Scan the listing below. Report each line that includes "JSON".

Dataset rows about figures:
........

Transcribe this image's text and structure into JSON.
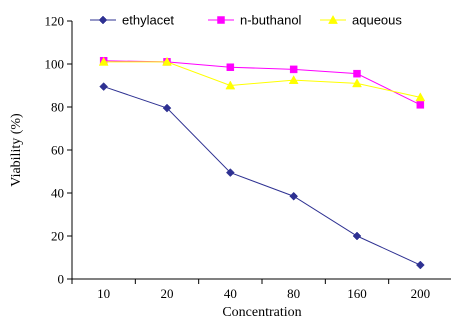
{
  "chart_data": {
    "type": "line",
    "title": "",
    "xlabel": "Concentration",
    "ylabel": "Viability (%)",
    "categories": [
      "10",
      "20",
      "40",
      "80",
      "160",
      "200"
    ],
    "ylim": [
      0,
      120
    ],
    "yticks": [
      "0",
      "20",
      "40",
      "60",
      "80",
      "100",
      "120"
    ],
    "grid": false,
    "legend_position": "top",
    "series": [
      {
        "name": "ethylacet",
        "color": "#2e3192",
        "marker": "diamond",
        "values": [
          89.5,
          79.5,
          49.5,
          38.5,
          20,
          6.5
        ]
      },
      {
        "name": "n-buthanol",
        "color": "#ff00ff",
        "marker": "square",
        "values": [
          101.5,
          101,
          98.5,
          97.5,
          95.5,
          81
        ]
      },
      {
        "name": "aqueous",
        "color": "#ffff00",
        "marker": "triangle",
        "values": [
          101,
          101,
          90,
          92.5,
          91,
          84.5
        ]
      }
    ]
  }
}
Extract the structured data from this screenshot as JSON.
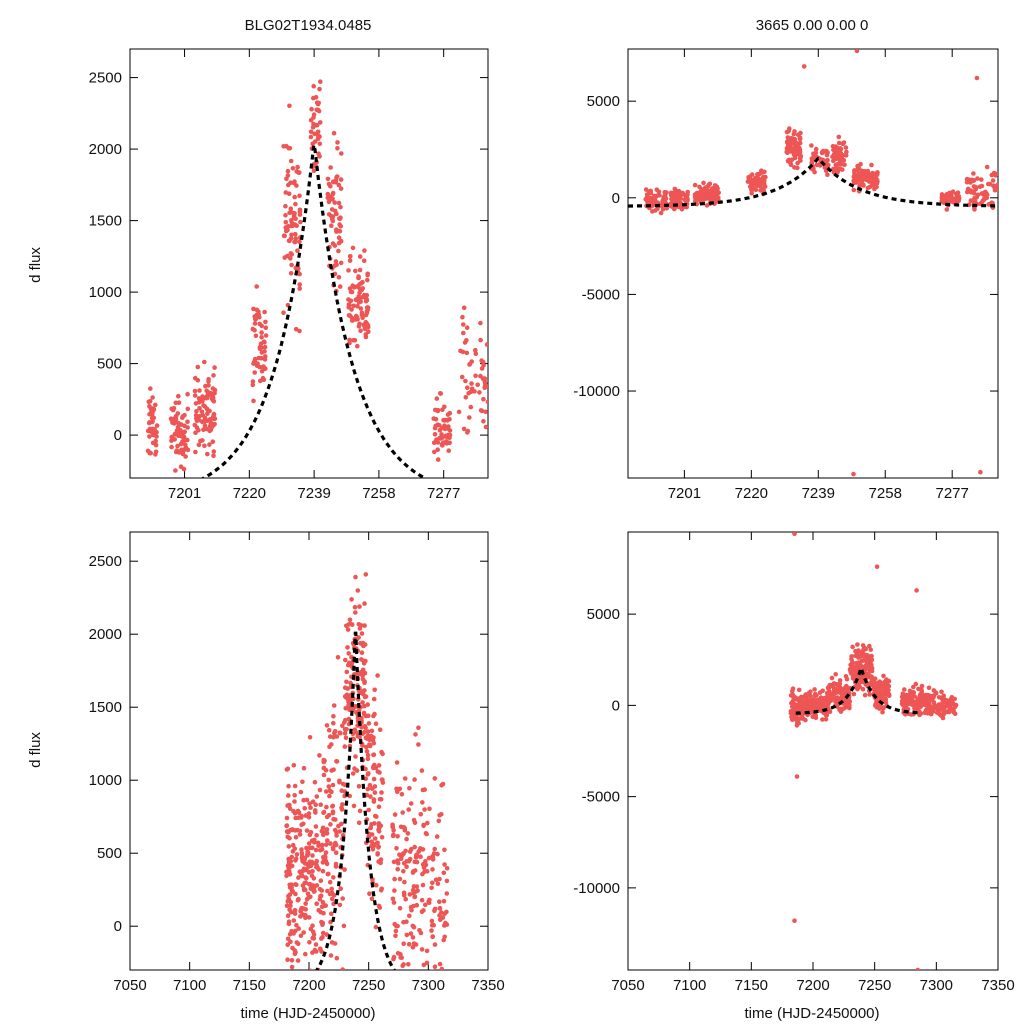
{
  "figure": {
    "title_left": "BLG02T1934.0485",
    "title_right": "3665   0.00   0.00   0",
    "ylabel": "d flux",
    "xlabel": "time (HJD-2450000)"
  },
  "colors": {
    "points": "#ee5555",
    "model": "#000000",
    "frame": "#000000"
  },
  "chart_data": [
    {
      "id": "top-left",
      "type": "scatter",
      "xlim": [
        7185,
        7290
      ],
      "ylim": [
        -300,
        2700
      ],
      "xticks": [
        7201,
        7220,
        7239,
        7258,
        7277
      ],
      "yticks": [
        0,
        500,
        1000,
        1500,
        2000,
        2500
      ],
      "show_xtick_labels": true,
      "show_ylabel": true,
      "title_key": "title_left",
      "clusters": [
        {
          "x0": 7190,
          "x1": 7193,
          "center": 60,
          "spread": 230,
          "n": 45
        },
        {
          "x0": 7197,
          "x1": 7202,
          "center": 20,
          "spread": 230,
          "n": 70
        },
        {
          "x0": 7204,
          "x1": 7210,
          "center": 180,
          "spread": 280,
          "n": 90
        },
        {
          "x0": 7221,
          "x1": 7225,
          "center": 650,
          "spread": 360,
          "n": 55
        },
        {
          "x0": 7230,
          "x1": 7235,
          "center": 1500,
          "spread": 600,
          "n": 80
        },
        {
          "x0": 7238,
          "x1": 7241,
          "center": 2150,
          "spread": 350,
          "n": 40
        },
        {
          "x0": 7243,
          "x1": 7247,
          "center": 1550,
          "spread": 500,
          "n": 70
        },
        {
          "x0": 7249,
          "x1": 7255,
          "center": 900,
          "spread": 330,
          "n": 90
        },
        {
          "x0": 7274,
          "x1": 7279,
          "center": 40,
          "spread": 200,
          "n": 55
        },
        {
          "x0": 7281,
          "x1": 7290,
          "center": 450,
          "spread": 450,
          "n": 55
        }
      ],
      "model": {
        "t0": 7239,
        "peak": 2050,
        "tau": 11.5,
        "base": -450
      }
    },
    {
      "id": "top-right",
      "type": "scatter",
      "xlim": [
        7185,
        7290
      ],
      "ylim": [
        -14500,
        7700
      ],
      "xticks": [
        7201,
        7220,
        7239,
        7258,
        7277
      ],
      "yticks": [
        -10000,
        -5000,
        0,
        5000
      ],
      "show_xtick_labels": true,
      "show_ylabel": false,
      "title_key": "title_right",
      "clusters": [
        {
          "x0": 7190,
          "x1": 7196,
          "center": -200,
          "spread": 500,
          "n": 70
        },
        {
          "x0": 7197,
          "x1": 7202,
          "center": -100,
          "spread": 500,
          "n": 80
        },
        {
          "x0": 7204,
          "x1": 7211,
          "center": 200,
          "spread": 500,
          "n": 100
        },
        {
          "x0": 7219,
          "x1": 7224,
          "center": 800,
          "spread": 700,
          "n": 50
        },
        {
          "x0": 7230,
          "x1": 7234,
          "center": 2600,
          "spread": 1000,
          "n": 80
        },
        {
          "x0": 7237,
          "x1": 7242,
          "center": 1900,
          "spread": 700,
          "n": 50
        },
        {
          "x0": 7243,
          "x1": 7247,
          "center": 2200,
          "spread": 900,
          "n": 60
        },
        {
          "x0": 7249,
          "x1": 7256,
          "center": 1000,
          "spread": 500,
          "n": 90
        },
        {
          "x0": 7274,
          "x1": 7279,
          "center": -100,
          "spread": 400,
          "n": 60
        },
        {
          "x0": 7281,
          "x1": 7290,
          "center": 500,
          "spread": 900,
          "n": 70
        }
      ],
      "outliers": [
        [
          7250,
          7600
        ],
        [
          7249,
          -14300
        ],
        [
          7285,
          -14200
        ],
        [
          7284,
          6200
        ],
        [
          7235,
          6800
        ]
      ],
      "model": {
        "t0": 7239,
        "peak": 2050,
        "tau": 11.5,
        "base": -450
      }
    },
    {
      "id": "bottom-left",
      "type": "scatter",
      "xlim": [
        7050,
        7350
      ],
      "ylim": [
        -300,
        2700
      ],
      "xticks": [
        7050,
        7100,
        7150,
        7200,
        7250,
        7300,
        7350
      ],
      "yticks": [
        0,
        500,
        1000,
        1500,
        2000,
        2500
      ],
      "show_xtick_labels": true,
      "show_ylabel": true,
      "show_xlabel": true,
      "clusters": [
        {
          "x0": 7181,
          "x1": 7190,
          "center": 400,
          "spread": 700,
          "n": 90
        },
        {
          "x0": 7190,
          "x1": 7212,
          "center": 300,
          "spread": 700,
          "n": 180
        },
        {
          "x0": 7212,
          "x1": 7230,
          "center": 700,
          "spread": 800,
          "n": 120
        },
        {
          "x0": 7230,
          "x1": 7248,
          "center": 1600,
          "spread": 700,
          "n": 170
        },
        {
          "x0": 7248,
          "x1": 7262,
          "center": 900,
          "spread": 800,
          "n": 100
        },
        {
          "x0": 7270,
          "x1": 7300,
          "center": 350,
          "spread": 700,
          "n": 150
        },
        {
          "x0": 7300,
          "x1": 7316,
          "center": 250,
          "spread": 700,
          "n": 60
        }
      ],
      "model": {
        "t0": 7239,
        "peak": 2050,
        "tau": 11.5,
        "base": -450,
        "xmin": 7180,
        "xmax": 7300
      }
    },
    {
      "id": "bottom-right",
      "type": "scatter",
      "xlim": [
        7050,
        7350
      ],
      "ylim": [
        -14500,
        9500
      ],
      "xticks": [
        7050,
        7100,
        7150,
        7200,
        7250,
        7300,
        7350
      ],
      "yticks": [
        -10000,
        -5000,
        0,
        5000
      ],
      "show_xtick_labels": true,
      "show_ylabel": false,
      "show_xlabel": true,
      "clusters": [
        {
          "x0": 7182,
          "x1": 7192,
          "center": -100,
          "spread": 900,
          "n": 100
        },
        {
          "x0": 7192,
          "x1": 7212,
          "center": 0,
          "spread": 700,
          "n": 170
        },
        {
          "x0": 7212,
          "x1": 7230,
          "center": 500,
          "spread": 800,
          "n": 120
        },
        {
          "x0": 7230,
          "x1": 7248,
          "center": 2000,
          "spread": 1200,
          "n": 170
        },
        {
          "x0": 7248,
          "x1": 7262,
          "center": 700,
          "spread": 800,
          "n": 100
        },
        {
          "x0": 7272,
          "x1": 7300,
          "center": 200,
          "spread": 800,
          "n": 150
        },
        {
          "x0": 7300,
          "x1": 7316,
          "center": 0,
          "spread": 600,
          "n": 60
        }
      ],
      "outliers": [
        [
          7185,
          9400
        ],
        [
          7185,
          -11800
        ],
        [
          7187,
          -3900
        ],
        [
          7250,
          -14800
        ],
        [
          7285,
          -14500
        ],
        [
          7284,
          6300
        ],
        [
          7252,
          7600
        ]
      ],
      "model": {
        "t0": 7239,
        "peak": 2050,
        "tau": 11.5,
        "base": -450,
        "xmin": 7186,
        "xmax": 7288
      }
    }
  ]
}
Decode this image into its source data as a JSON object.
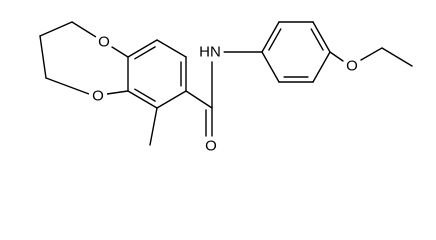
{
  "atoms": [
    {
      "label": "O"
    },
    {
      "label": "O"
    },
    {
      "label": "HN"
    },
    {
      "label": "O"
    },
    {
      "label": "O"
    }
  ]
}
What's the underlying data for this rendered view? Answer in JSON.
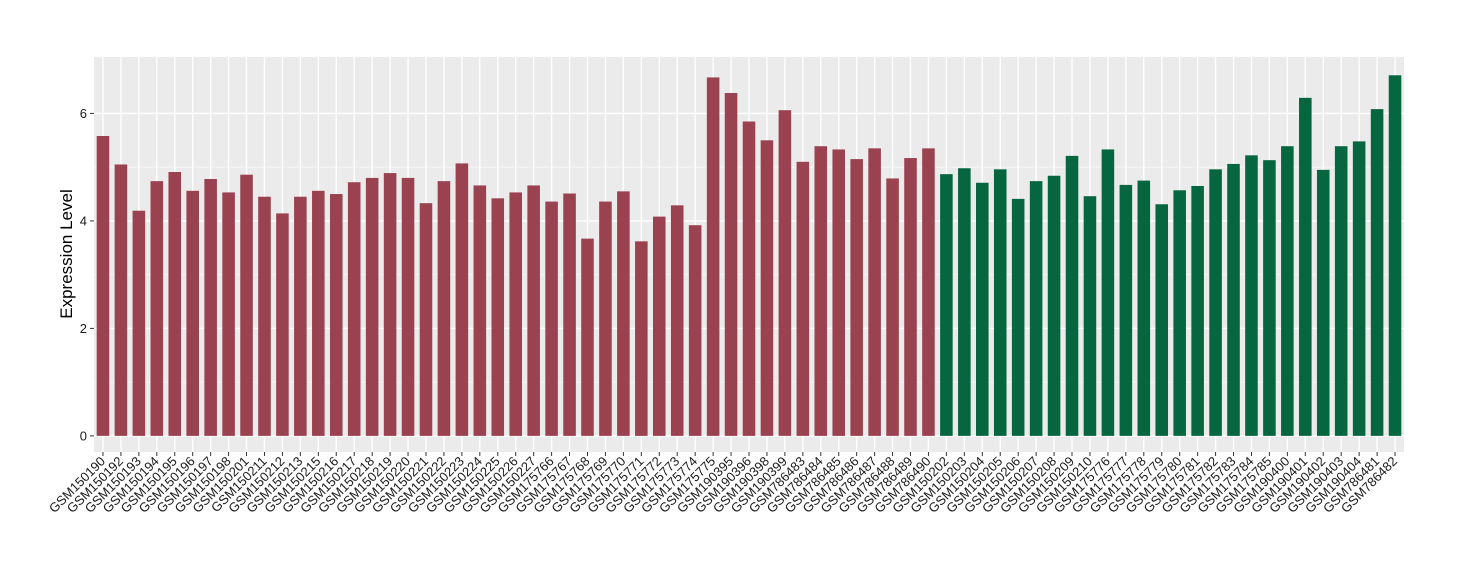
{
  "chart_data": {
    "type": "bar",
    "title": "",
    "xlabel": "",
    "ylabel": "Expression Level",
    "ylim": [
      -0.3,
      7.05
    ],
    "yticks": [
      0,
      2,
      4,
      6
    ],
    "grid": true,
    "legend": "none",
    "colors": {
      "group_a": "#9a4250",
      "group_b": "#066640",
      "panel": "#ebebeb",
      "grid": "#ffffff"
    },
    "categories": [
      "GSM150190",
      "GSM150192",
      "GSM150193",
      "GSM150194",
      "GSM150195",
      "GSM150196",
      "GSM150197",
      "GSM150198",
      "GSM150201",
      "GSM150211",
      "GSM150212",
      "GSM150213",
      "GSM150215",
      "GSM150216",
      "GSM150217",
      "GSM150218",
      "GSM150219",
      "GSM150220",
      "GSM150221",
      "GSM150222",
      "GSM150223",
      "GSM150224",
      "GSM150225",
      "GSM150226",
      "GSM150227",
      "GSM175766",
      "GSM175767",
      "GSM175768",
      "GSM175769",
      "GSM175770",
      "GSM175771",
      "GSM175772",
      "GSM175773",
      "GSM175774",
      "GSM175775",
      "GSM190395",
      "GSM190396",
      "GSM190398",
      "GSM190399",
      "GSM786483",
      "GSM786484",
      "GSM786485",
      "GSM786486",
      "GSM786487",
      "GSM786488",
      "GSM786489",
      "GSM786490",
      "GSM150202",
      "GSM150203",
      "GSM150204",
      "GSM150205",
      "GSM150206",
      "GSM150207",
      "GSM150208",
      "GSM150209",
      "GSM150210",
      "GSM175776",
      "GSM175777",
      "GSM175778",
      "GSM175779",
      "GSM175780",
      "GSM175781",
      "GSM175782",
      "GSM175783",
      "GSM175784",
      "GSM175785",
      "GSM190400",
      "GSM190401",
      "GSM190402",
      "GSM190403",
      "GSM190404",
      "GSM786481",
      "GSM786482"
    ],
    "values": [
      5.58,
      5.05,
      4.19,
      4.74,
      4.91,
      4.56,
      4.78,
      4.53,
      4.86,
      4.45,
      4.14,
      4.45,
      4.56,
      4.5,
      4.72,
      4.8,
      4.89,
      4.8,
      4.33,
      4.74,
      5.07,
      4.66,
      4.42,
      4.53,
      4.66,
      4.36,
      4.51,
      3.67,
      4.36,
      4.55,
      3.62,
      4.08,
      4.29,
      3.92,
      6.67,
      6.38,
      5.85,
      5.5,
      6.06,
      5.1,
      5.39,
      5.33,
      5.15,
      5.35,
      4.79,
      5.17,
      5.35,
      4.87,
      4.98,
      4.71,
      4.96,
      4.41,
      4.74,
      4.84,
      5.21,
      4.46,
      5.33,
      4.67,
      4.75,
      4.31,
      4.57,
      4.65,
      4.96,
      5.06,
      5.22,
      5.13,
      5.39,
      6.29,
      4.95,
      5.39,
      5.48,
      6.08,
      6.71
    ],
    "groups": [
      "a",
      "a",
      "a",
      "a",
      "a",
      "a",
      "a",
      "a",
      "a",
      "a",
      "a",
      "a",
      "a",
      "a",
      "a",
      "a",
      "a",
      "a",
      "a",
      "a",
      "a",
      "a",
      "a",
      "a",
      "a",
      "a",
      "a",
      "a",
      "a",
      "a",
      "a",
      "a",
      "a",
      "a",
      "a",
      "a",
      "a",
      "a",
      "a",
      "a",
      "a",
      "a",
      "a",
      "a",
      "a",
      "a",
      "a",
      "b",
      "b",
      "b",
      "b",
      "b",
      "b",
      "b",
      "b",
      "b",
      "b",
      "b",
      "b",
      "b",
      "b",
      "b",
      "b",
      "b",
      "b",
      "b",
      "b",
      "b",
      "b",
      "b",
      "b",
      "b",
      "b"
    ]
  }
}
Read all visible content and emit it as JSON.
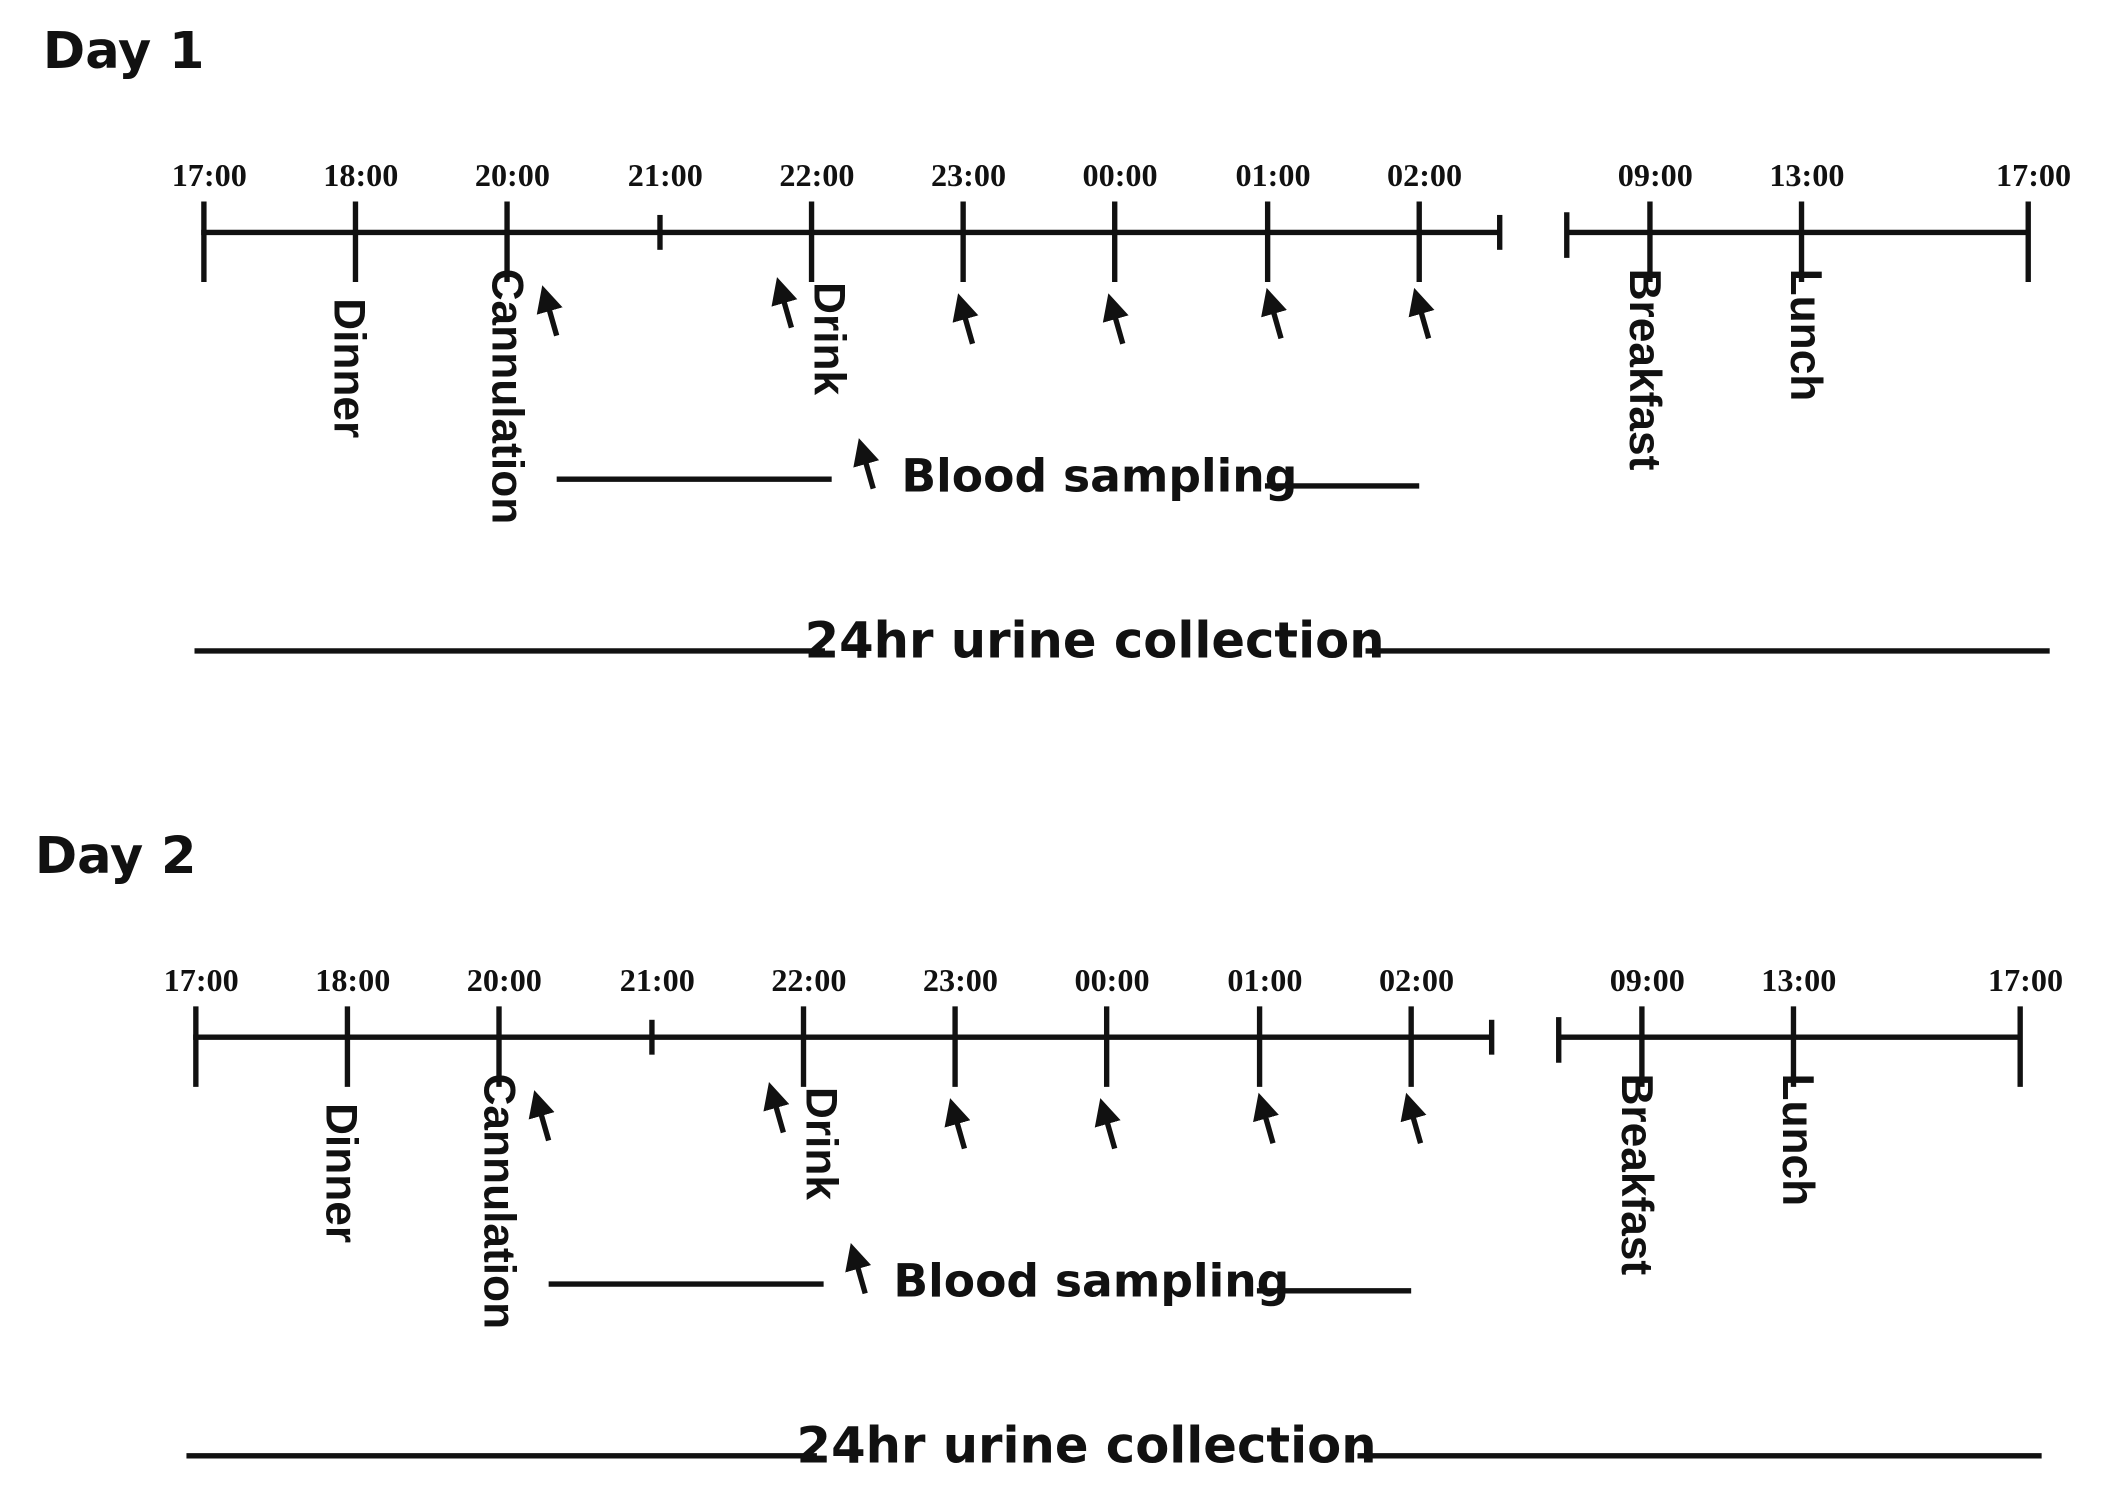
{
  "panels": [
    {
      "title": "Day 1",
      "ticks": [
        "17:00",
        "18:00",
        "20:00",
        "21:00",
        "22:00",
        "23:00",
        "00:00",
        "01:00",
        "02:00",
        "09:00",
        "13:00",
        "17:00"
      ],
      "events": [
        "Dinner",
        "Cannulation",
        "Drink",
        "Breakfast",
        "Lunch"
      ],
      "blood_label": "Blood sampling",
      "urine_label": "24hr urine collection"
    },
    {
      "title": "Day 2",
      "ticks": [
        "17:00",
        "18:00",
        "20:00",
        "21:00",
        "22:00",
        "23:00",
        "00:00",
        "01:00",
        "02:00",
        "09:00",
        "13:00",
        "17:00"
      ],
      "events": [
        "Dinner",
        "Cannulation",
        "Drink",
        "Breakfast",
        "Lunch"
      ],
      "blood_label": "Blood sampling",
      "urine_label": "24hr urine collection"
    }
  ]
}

........

ANSWER TO THIS EXERCISE:
Transcribe this image's text and structure into JSON.
Extract the structured data from this screenshot as JSON.
Decode this image into its source data as a JSON object.
What's the underlying data for this rendered view? Answer in JSON.
Read all visible content and emit it as JSON.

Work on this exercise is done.